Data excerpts
===============
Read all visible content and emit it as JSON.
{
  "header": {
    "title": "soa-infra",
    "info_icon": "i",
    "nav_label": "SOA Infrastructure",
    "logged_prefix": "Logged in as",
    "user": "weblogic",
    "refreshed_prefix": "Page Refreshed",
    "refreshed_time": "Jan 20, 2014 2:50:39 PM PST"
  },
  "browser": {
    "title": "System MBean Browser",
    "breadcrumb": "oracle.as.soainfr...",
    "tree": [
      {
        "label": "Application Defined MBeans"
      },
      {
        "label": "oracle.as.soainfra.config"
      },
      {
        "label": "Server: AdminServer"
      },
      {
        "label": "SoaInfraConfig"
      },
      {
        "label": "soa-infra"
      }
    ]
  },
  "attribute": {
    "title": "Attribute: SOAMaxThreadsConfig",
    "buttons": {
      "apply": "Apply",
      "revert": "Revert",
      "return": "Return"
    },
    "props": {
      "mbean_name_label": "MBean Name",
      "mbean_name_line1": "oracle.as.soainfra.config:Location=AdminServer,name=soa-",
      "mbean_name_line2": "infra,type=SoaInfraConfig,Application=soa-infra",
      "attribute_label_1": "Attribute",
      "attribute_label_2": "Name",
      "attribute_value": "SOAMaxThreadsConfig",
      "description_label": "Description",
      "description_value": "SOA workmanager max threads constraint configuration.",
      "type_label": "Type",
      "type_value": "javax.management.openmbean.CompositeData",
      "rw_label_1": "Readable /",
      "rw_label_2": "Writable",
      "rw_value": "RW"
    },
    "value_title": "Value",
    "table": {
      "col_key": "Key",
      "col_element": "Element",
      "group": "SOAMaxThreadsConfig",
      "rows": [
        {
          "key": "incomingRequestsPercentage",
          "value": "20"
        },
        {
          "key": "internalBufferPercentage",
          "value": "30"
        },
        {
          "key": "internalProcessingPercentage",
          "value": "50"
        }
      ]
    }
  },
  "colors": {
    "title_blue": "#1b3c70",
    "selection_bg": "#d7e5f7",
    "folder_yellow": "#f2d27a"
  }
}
===============
_WRITTEN REQUEST_
Write the listing out again, exactly as shown above.

_ANSWER IN FULL_
Read all visible content and emit it as JSON.
{
  "header": {
    "title": "soa-infra",
    "info_icon": "i",
    "nav_label": "SOA Infrastructure",
    "logged_prefix": "Logged in as",
    "user": "weblogic",
    "refreshed_prefix": "Page Refreshed",
    "refreshed_time": "Jan 20, 2014 2:50:39 PM PST"
  },
  "browser": {
    "title": "System MBean Browser",
    "breadcrumb": "oracle.as.soainfr...",
    "tree": [
      {
        "label": "Application Defined MBeans"
      },
      {
        "label": "oracle.as.soainfra.config"
      },
      {
        "label": "Server: AdminServer"
      },
      {
        "label": "SoaInfraConfig"
      },
      {
        "label": "soa-infra"
      }
    ]
  },
  "attribute": {
    "title": "Attribute: SOAMaxThreadsConfig",
    "buttons": {
      "apply": "Apply",
      "revert": "Revert",
      "return": "Return"
    },
    "props": {
      "mbean_name_label": "MBean Name",
      "mbean_name_line1": "oracle.as.soainfra.config:Location=AdminServer,name=soa-",
      "mbean_name_line2": "infra,type=SoaInfraConfig,Application=soa-infra",
      "attribute_label_1": "Attribute",
      "attribute_label_2": "Name",
      "attribute_value": "SOAMaxThreadsConfig",
      "description_label": "Description",
      "description_value": "SOA workmanager max threads constraint configuration.",
      "type_label": "Type",
      "type_value": "javax.management.openmbean.CompositeData",
      "rw_label_1": "Readable /",
      "rw_label_2": "Writable",
      "rw_value": "RW"
    },
    "value_title": "Value",
    "table": {
      "col_key": "Key",
      "col_element": "Element",
      "group": "SOAMaxThreadsConfig",
      "rows": [
        {
          "key": "incomingRequestsPercentage",
          "value": "20"
        },
        {
          "key": "internalBufferPercentage",
          "value": "30"
        },
        {
          "key": "internalProcessingPercentage",
          "value": "50"
        }
      ]
    }
  },
  "colors": {
    "title_blue": "#1b3c70",
    "selection_bg": "#d7e5f7",
    "folder_yellow": "#f2d27a"
  }
}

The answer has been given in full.